§ EXERCISE INSTRUCTIONS
The records below are to be copied word for word, with every picture left out.

§ EXTRACTED MATERIAL
****
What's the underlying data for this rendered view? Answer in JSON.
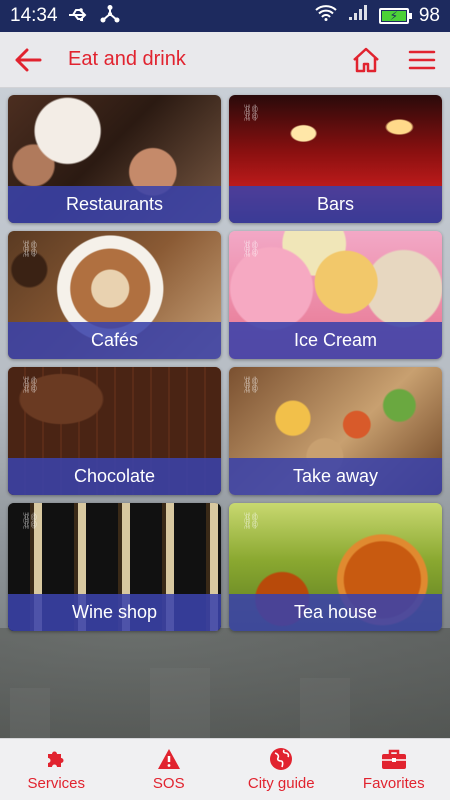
{
  "status_bar": {
    "time": "14:34",
    "battery_level": "98",
    "icons": [
      "usb-icon",
      "share-icon",
      "wifi-icon",
      "signal-icon",
      "battery-charging-icon"
    ]
  },
  "appbar": {
    "title": "Eat and drink",
    "back_icon": "arrow-left-icon",
    "home_icon": "home-icon",
    "menu_icon": "hamburger-menu-icon",
    "accent_color": "#e1232f"
  },
  "categories": [
    {
      "label": "Restaurants"
    },
    {
      "label": "Bars"
    },
    {
      "label": "Cafés"
    },
    {
      "label": "Ice Cream"
    },
    {
      "label": "Chocolate"
    },
    {
      "label": "Take away"
    },
    {
      "label": "Wine shop"
    },
    {
      "label": "Tea house"
    }
  ],
  "bottom_nav": {
    "items": [
      {
        "label": "Services",
        "icon": "puzzle-icon"
      },
      {
        "label": "SOS",
        "icon": "warning-icon"
      },
      {
        "label": "City guide",
        "icon": "globe-icon"
      },
      {
        "label": "Favorites",
        "icon": "briefcase-icon"
      }
    ]
  },
  "colors": {
    "status_bar": "#1d2a5e",
    "tile_label_bg": "#3a42aa",
    "accent": "#e1232f"
  }
}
****
§ RESPONSE TO THIS TASK
What's the underlying data for this rendered view? Answer in JSON.
{
  "status_bar": {
    "time": "14:34",
    "battery_level": "98",
    "icons": [
      "usb-icon",
      "share-icon",
      "wifi-icon",
      "signal-icon",
      "battery-charging-icon"
    ]
  },
  "appbar": {
    "title": "Eat and drink",
    "back_icon": "arrow-left-icon",
    "home_icon": "home-icon",
    "menu_icon": "hamburger-menu-icon",
    "accent_color": "#e1232f"
  },
  "categories": [
    {
      "label": "Restaurants"
    },
    {
      "label": "Bars"
    },
    {
      "label": "Cafés"
    },
    {
      "label": "Ice Cream"
    },
    {
      "label": "Chocolate"
    },
    {
      "label": "Take away"
    },
    {
      "label": "Wine shop"
    },
    {
      "label": "Tea house"
    }
  ],
  "bottom_nav": {
    "items": [
      {
        "label": "Services",
        "icon": "puzzle-icon"
      },
      {
        "label": "SOS",
        "icon": "warning-icon"
      },
      {
        "label": "City guide",
        "icon": "globe-icon"
      },
      {
        "label": "Favorites",
        "icon": "briefcase-icon"
      }
    ]
  },
  "colors": {
    "status_bar": "#1d2a5e",
    "tile_label_bg": "#3a42aa",
    "accent": "#e1232f"
  }
}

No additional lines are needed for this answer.